» **The problem**: Write out the records that appear below, verbatim and complete, but without pictures.
--- Start Records for this task ---
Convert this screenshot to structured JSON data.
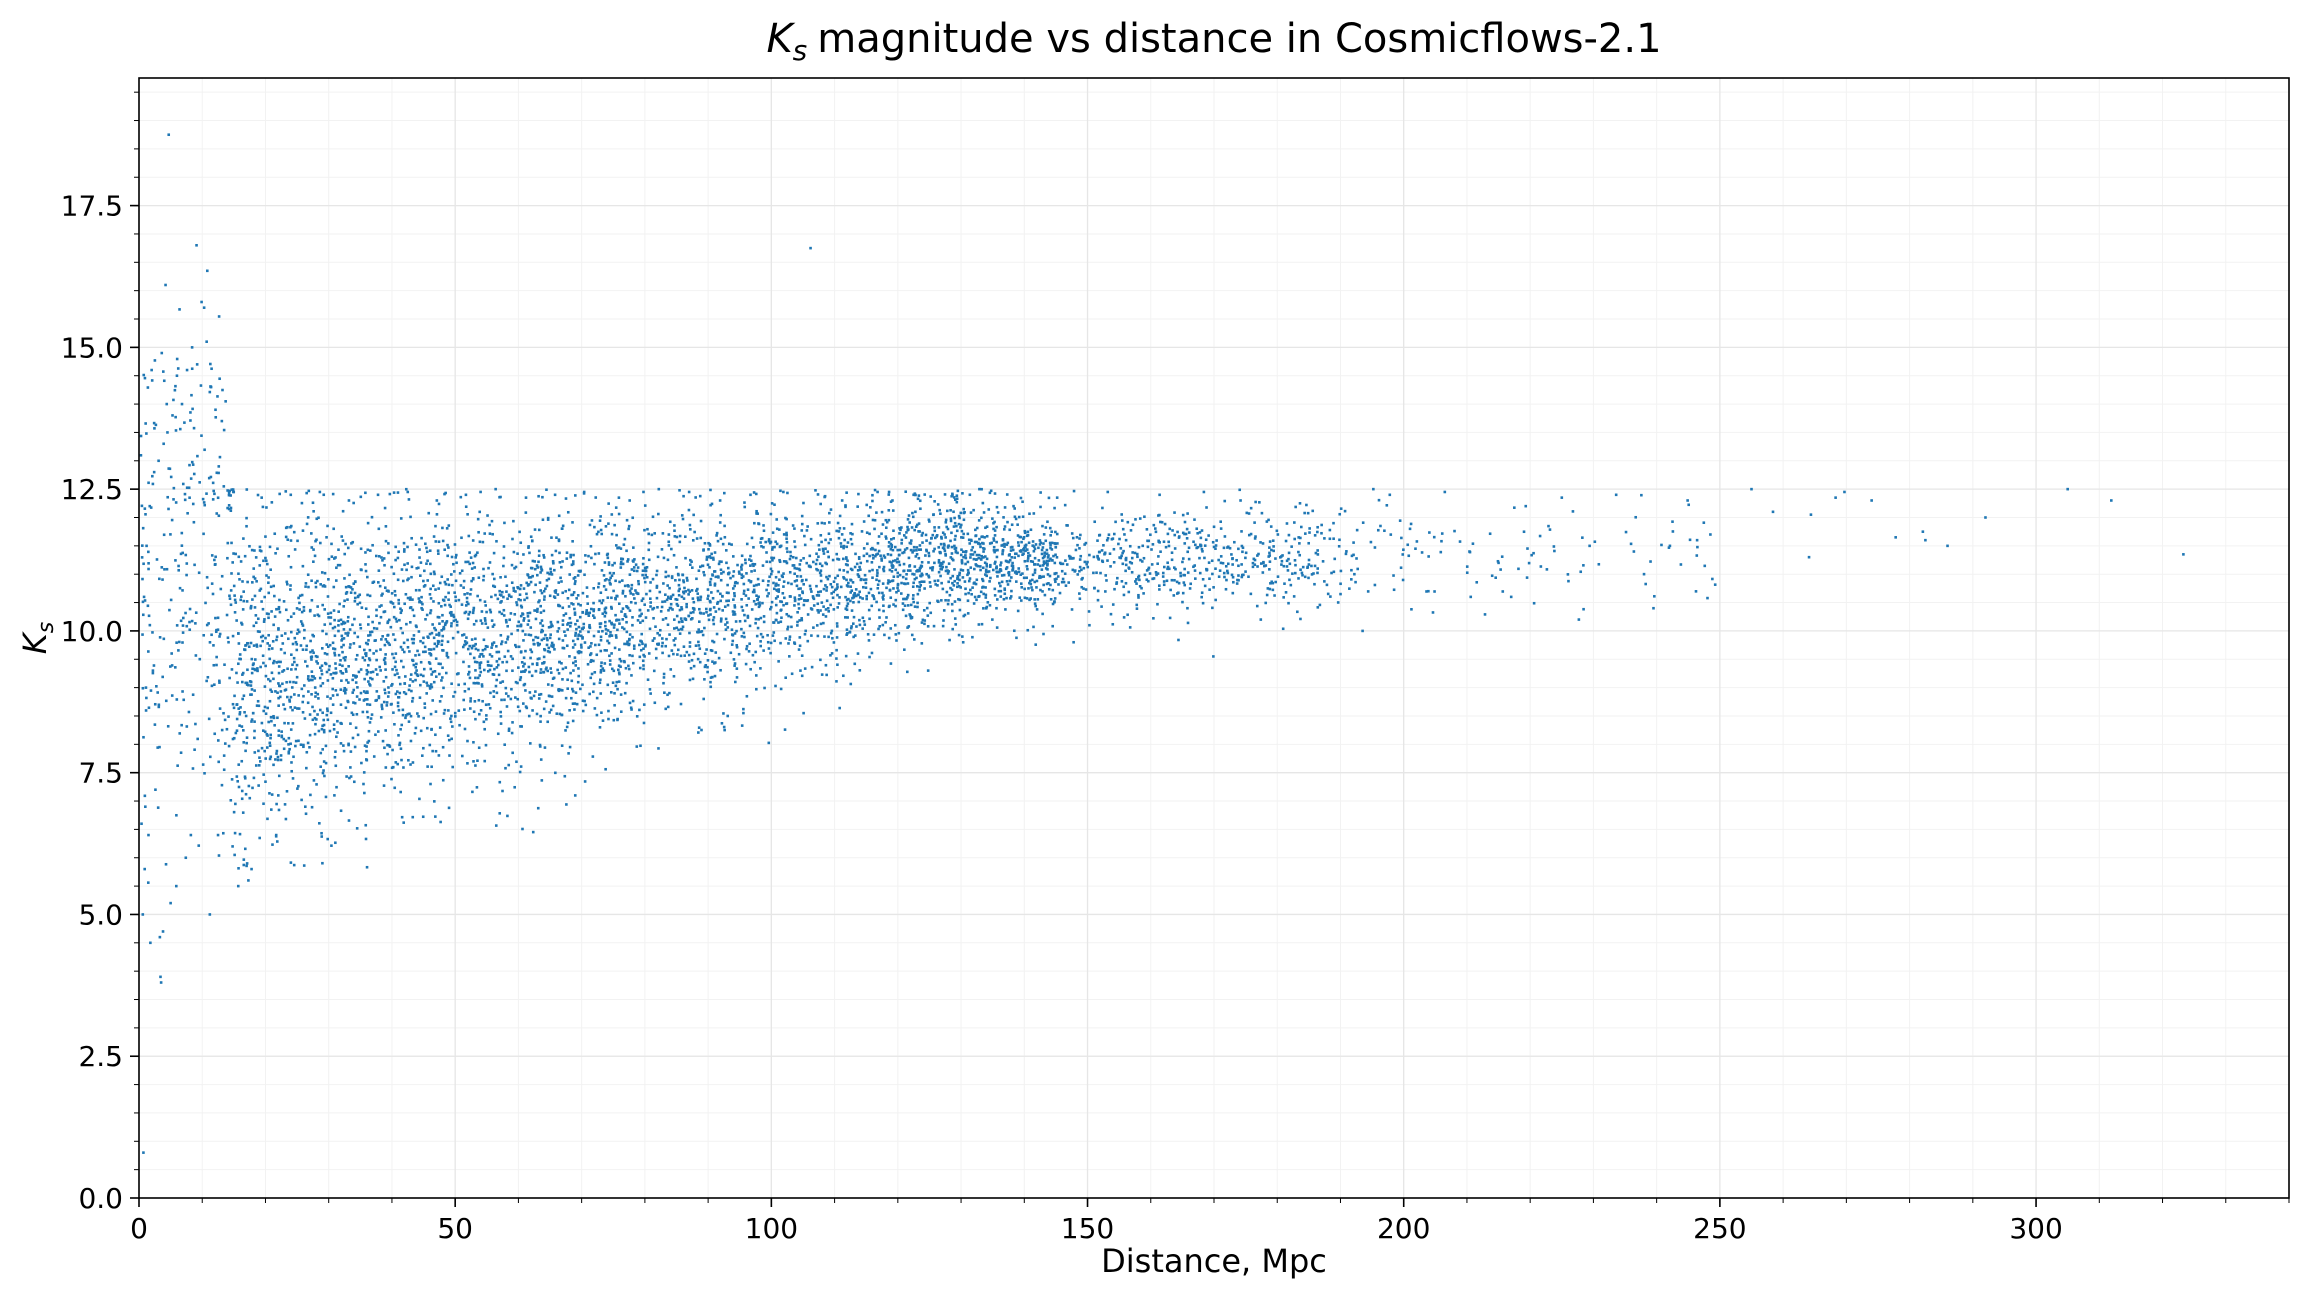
{
  "chart_data": {
    "type": "scatter",
    "title": "magnitude vs distance in Cosmicflows-2.1",
    "title_symbol": "K",
    "title_symbol_sub": "s",
    "xlabel": "Distance, Mpc",
    "ylabel_symbol": "K",
    "ylabel_symbol_sub": "s",
    "xlim": [
      0,
      340
    ],
    "ylim": [
      0,
      19.75
    ],
    "x_ticks": [
      0,
      50,
      100,
      150,
      200,
      250,
      300
    ],
    "x_tick_labels": [
      "0",
      "50",
      "100",
      "150",
      "200",
      "250",
      "300"
    ],
    "y_ticks": [
      0,
      2.5,
      5,
      7.5,
      10,
      12.5,
      15,
      17.5
    ],
    "y_tick_labels": [
      "0.0",
      "2.5",
      "5.0",
      "7.5",
      "10.0",
      "12.5",
      "15.0",
      "17.5"
    ],
    "grid": true,
    "minor_grid": true,
    "marker_color": "#1f77b4",
    "series": [
      {
        "points": [
          [
            4.7,
            18.75
          ],
          [
            106.2,
            16.75
          ],
          [
            9.1,
            16.8
          ],
          [
            10.8,
            16.35
          ],
          [
            4.2,
            16.1
          ],
          [
            9.9,
            15.8
          ],
          [
            10.3,
            15.7
          ],
          [
            2.0,
            14.6
          ],
          [
            3.6,
            14.9
          ],
          [
            1.0,
            6.9
          ],
          [
            0.4,
            6.6
          ],
          [
            1.5,
            6.4
          ],
          [
            0.9,
            5.8
          ],
          [
            0.6,
            5.0
          ],
          [
            1.8,
            4.5
          ],
          [
            3.3,
            4.6
          ],
          [
            3.8,
            4.7
          ],
          [
            3.4,
            3.9
          ],
          [
            3.5,
            3.8
          ],
          [
            0.7,
            0.8
          ],
          [
            11.2,
            5.0
          ],
          [
            5.0,
            5.2
          ],
          [
            5.9,
            5.5
          ],
          [
            15.7,
            5.5
          ],
          [
            17.3,
            5.6
          ],
          [
            17.8,
            5.8
          ],
          [
            7.4,
            6.0
          ],
          [
            8.2,
            6.4
          ],
          [
            2.6,
            7.2
          ],
          [
            52.9,
            7.7
          ],
          [
            46.1,
            7.3
          ],
          [
            105.1,
            8.55
          ],
          [
            93.1,
            8.5
          ],
          [
            169.9,
            9.55
          ],
          [
            193.5,
            10.0
          ],
          [
            210.6,
            10.6
          ],
          [
            227.7,
            10.2
          ],
          [
            239.5,
            10.4
          ],
          [
            255.0,
            12.5
          ],
          [
            258.4,
            12.1
          ],
          [
            264.1,
            11.3
          ],
          [
            264.4,
            12.05
          ],
          [
            268.3,
            12.35
          ],
          [
            269.7,
            12.45
          ],
          [
            274.0,
            12.3
          ],
          [
            277.8,
            11.65
          ],
          [
            282.1,
            11.75
          ],
          [
            282.5,
            11.6
          ],
          [
            286.0,
            11.5
          ],
          [
            292.0,
            12.0
          ],
          [
            305.0,
            12.5
          ],
          [
            311.9,
            12.3
          ],
          [
            323.3,
            11.35
          ],
          [
            248.5,
            11.7
          ],
          [
            246.4,
            11.6
          ],
          [
            244.9,
            12.3
          ],
          [
            242.1,
            11.5
          ],
          [
            236.4,
            11.4
          ],
          [
            233.6,
            12.4
          ],
          [
            225.0,
            12.35
          ],
          [
            229.4,
            11.5
          ],
          [
            219.3,
            12.2
          ],
          [
            217.0,
            10.6
          ],
          [
            215.0,
            11.2
          ],
          [
            210.4,
            11.4
          ],
          [
            206.5,
            12.45
          ],
          [
            203.9,
            10.7
          ],
          [
            201.0,
            11.8
          ],
          [
            197.8,
            12.4
          ],
          [
            195.2,
            12.5
          ],
          [
            192.2,
            11.0
          ],
          [
            188.9,
            11.9
          ],
          [
            186.4,
            11.1
          ],
          [
            183.6,
            12.25
          ],
          [
            180.1,
            11.7
          ],
          [
            177.4,
            10.2
          ],
          [
            174.2,
            12.3
          ],
          [
            171.1,
            11.2
          ],
          [
            168.4,
            12.45
          ],
          [
            165.8,
            10.4
          ],
          [
            163.0,
            11.8
          ],
          [
            161.4,
            12.4
          ],
          [
            158.2,
            10.9
          ],
          [
            156.1,
            11.6
          ],
          [
            153.2,
            12.45
          ],
          [
            150.3,
            10.1
          ],
          [
            147.8,
            9.8
          ],
          [
            145.2,
            12.35
          ],
          [
            142.9,
            10.3
          ],
          [
            140.1,
            11.5
          ],
          [
            138.3,
            12.2
          ],
          [
            135.6,
            10.4
          ],
          [
            132.9,
            12.5
          ],
          [
            130.2,
            9.9
          ],
          [
            127.4,
            11.7
          ],
          [
            124.8,
            9.3
          ],
          [
            122.5,
            12.4
          ],
          [
            119.6,
            10.1
          ],
          [
            116.8,
            12.45
          ],
          [
            113.7,
            9.6
          ],
          [
            111.2,
            12.3
          ],
          [
            108.4,
            9.9
          ],
          [
            104.6,
            9.3
          ],
          [
            101.9,
            12.45
          ],
          [
            99.5,
            9.8
          ],
          [
            96.7,
            12.4
          ],
          [
            94.3,
            9.1
          ],
          [
            91.9,
            12.3
          ],
          [
            89.3,
            8.8
          ],
          [
            87.0,
            12.45
          ],
          [
            84.6,
            9.2
          ],
          [
            82.2,
            12.5
          ],
          [
            79.9,
            8.7
          ],
          [
            77.6,
            12.3
          ],
          [
            75.2,
            8.9
          ],
          [
            72.9,
            8.3
          ],
          [
            70.4,
            12.45
          ],
          [
            68.1,
            8.6
          ],
          [
            65.8,
            12.4
          ],
          [
            63.5,
            8.4
          ],
          [
            61.2,
            12.35
          ],
          [
            58.8,
            8.8
          ],
          [
            56.4,
            12.5
          ],
          [
            54.1,
            8.6
          ],
          [
            51.7,
            12.4
          ],
          [
            49.4,
            8.5
          ],
          [
            47.1,
            12.3
          ],
          [
            44.8,
            7.8
          ],
          [
            42.5,
            12.45
          ],
          [
            40.1,
            7.9
          ],
          [
            37.8,
            12.4
          ],
          [
            35.5,
            7.3
          ],
          [
            33.2,
            12.3
          ],
          [
            30.9,
            7.1
          ],
          [
            28.6,
            12.45
          ],
          [
            26.3,
            6.9
          ],
          [
            24.0,
            12.4
          ],
          [
            21.7,
            6.4
          ],
          [
            19.4,
            12.35
          ],
          [
            17.1,
            5.9
          ],
          [
            14.8,
            6.2
          ],
          [
            12.5,
            6.4
          ],
          [
            13.1,
            13.7
          ],
          [
            12.1,
            13.9
          ],
          [
            11.4,
            14.3
          ],
          [
            10.7,
            15.1
          ],
          [
            9.2,
            14.7
          ],
          [
            8.4,
            15.0
          ],
          [
            7.6,
            14.6
          ],
          [
            6.8,
            14.0
          ],
          [
            6.0,
            14.5
          ],
          [
            5.3,
            13.8
          ],
          [
            4.5,
            13.5
          ],
          [
            3.9,
            13.3
          ],
          [
            3.1,
            13.0
          ],
          [
            2.4,
            12.8
          ],
          [
            1.7,
            12.2
          ],
          [
            1.2,
            11.5
          ],
          [
            0.8,
            10.6
          ],
          [
            1.1,
            9.0
          ]
        ]
      }
    ]
  }
}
--- End Records for this task ---
» **Answer to the problem**:
Convert this screenshot to structured JSON data.
{
  "chart_data": {
    "type": "scatter",
    "title": "magnitude vs distance in Cosmicflows-2.1",
    "title_symbol": "K",
    "title_symbol_sub": "s",
    "xlabel": "Distance, Mpc",
    "ylabel_symbol": "K",
    "ylabel_symbol_sub": "s",
    "xlim": [
      0,
      340
    ],
    "ylim": [
      0,
      19.75
    ],
    "x_ticks": [
      0,
      50,
      100,
      150,
      200,
      250,
      300
    ],
    "x_tick_labels": [
      "0",
      "50",
      "100",
      "150",
      "200",
      "250",
      "300"
    ],
    "y_ticks": [
      0,
      2.5,
      5,
      7.5,
      10,
      12.5,
      15,
      17.5
    ],
    "y_tick_labels": [
      "0.0",
      "2.5",
      "5.0",
      "7.5",
      "10.0",
      "12.5",
      "15.0",
      "17.5"
    ],
    "grid": true,
    "minor_grid": true,
    "marker_color": "#1f77b4",
    "series": [
      {
        "points": [
          [
            4.7,
            18.75
          ],
          [
            106.2,
            16.75
          ],
          [
            9.1,
            16.8
          ],
          [
            10.8,
            16.35
          ],
          [
            4.2,
            16.1
          ],
          [
            9.9,
            15.8
          ],
          [
            10.3,
            15.7
          ],
          [
            2.0,
            14.6
          ],
          [
            3.6,
            14.9
          ],
          [
            1.0,
            6.9
          ],
          [
            0.4,
            6.6
          ],
          [
            1.5,
            6.4
          ],
          [
            0.9,
            5.8
          ],
          [
            0.6,
            5.0
          ],
          [
            1.8,
            4.5
          ],
          [
            3.3,
            4.6
          ],
          [
            3.8,
            4.7
          ],
          [
            3.4,
            3.9
          ],
          [
            3.5,
            3.8
          ],
          [
            0.7,
            0.8
          ],
          [
            11.2,
            5.0
          ],
          [
            5.0,
            5.2
          ],
          [
            5.9,
            5.5
          ],
          [
            15.7,
            5.5
          ],
          [
            17.3,
            5.6
          ],
          [
            17.8,
            5.8
          ],
          [
            7.4,
            6.0
          ],
          [
            8.2,
            6.4
          ],
          [
            2.6,
            7.2
          ],
          [
            52.9,
            7.7
          ],
          [
            46.1,
            7.3
          ],
          [
            105.1,
            8.55
          ],
          [
            93.1,
            8.5
          ],
          [
            169.9,
            9.55
          ],
          [
            193.5,
            10.0
          ],
          [
            210.6,
            10.6
          ],
          [
            227.7,
            10.2
          ],
          [
            239.5,
            10.4
          ],
          [
            255.0,
            12.5
          ],
          [
            258.4,
            12.1
          ],
          [
            264.1,
            11.3
          ],
          [
            264.4,
            12.05
          ],
          [
            268.3,
            12.35
          ],
          [
            269.7,
            12.45
          ],
          [
            274.0,
            12.3
          ],
          [
            277.8,
            11.65
          ],
          [
            282.1,
            11.75
          ],
          [
            282.5,
            11.6
          ],
          [
            286.0,
            11.5
          ],
          [
            292.0,
            12.0
          ],
          [
            305.0,
            12.5
          ],
          [
            311.9,
            12.3
          ],
          [
            323.3,
            11.35
          ],
          [
            248.5,
            11.7
          ],
          [
            246.4,
            11.6
          ],
          [
            244.9,
            12.3
          ],
          [
            242.1,
            11.5
          ],
          [
            236.4,
            11.4
          ],
          [
            233.6,
            12.4
          ],
          [
            225.0,
            12.35
          ],
          [
            229.4,
            11.5
          ],
          [
            219.3,
            12.2
          ],
          [
            217.0,
            10.6
          ],
          [
            215.0,
            11.2
          ],
          [
            210.4,
            11.4
          ],
          [
            206.5,
            12.45
          ],
          [
            203.9,
            10.7
          ],
          [
            201.0,
            11.8
          ],
          [
            197.8,
            12.4
          ],
          [
            195.2,
            12.5
          ],
          [
            192.2,
            11.0
          ],
          [
            188.9,
            11.9
          ],
          [
            186.4,
            11.1
          ],
          [
            183.6,
            12.25
          ],
          [
            180.1,
            11.7
          ],
          [
            177.4,
            10.2
          ],
          [
            174.2,
            12.3
          ],
          [
            171.1,
            11.2
          ],
          [
            168.4,
            12.45
          ],
          [
            165.8,
            10.4
          ],
          [
            163.0,
            11.8
          ],
          [
            161.4,
            12.4
          ],
          [
            158.2,
            10.9
          ],
          [
            156.1,
            11.6
          ],
          [
            153.2,
            12.45
          ],
          [
            150.3,
            10.1
          ],
          [
            147.8,
            9.8
          ],
          [
            145.2,
            12.35
          ],
          [
            142.9,
            10.3
          ],
          [
            140.1,
            11.5
          ],
          [
            138.3,
            12.2
          ],
          [
            135.6,
            10.4
          ],
          [
            132.9,
            12.5
          ],
          [
            130.2,
            9.9
          ],
          [
            127.4,
            11.7
          ],
          [
            124.8,
            9.3
          ],
          [
            122.5,
            12.4
          ],
          [
            119.6,
            10.1
          ],
          [
            116.8,
            12.45
          ],
          [
            113.7,
            9.6
          ],
          [
            111.2,
            12.3
          ],
          [
            108.4,
            9.9
          ],
          [
            104.6,
            9.3
          ],
          [
            101.9,
            12.45
          ],
          [
            99.5,
            9.8
          ],
          [
            96.7,
            12.4
          ],
          [
            94.3,
            9.1
          ],
          [
            91.9,
            12.3
          ],
          [
            89.3,
            8.8
          ],
          [
            87.0,
            12.45
          ],
          [
            84.6,
            9.2
          ],
          [
            82.2,
            12.5
          ],
          [
            79.9,
            8.7
          ],
          [
            77.6,
            12.3
          ],
          [
            75.2,
            8.9
          ],
          [
            72.9,
            8.3
          ],
          [
            70.4,
            12.45
          ],
          [
            68.1,
            8.6
          ],
          [
            65.8,
            12.4
          ],
          [
            63.5,
            8.4
          ],
          [
            61.2,
            12.35
          ],
          [
            58.8,
            8.8
          ],
          [
            56.4,
            12.5
          ],
          [
            54.1,
            8.6
          ],
          [
            51.7,
            12.4
          ],
          [
            49.4,
            8.5
          ],
          [
            47.1,
            12.3
          ],
          [
            44.8,
            7.8
          ],
          [
            42.5,
            12.45
          ],
          [
            40.1,
            7.9
          ],
          [
            37.8,
            12.4
          ],
          [
            35.5,
            7.3
          ],
          [
            33.2,
            12.3
          ],
          [
            30.9,
            7.1
          ],
          [
            28.6,
            12.45
          ],
          [
            26.3,
            6.9
          ],
          [
            24.0,
            12.4
          ],
          [
            21.7,
            6.4
          ],
          [
            19.4,
            12.35
          ],
          [
            17.1,
            5.9
          ],
          [
            14.8,
            6.2
          ],
          [
            12.5,
            6.4
          ],
          [
            13.1,
            13.7
          ],
          [
            12.1,
            13.9
          ],
          [
            11.4,
            14.3
          ],
          [
            10.7,
            15.1
          ],
          [
            9.2,
            14.7
          ],
          [
            8.4,
            15.0
          ],
          [
            7.6,
            14.6
          ],
          [
            6.8,
            14.0
          ],
          [
            6.0,
            14.5
          ],
          [
            5.3,
            13.8
          ],
          [
            4.5,
            13.5
          ],
          [
            3.9,
            13.3
          ],
          [
            3.1,
            13.0
          ],
          [
            2.4,
            12.8
          ],
          [
            1.7,
            12.2
          ],
          [
            1.2,
            11.5
          ],
          [
            0.8,
            10.6
          ],
          [
            1.1,
            9.0
          ]
        ]
      }
    ]
  }
}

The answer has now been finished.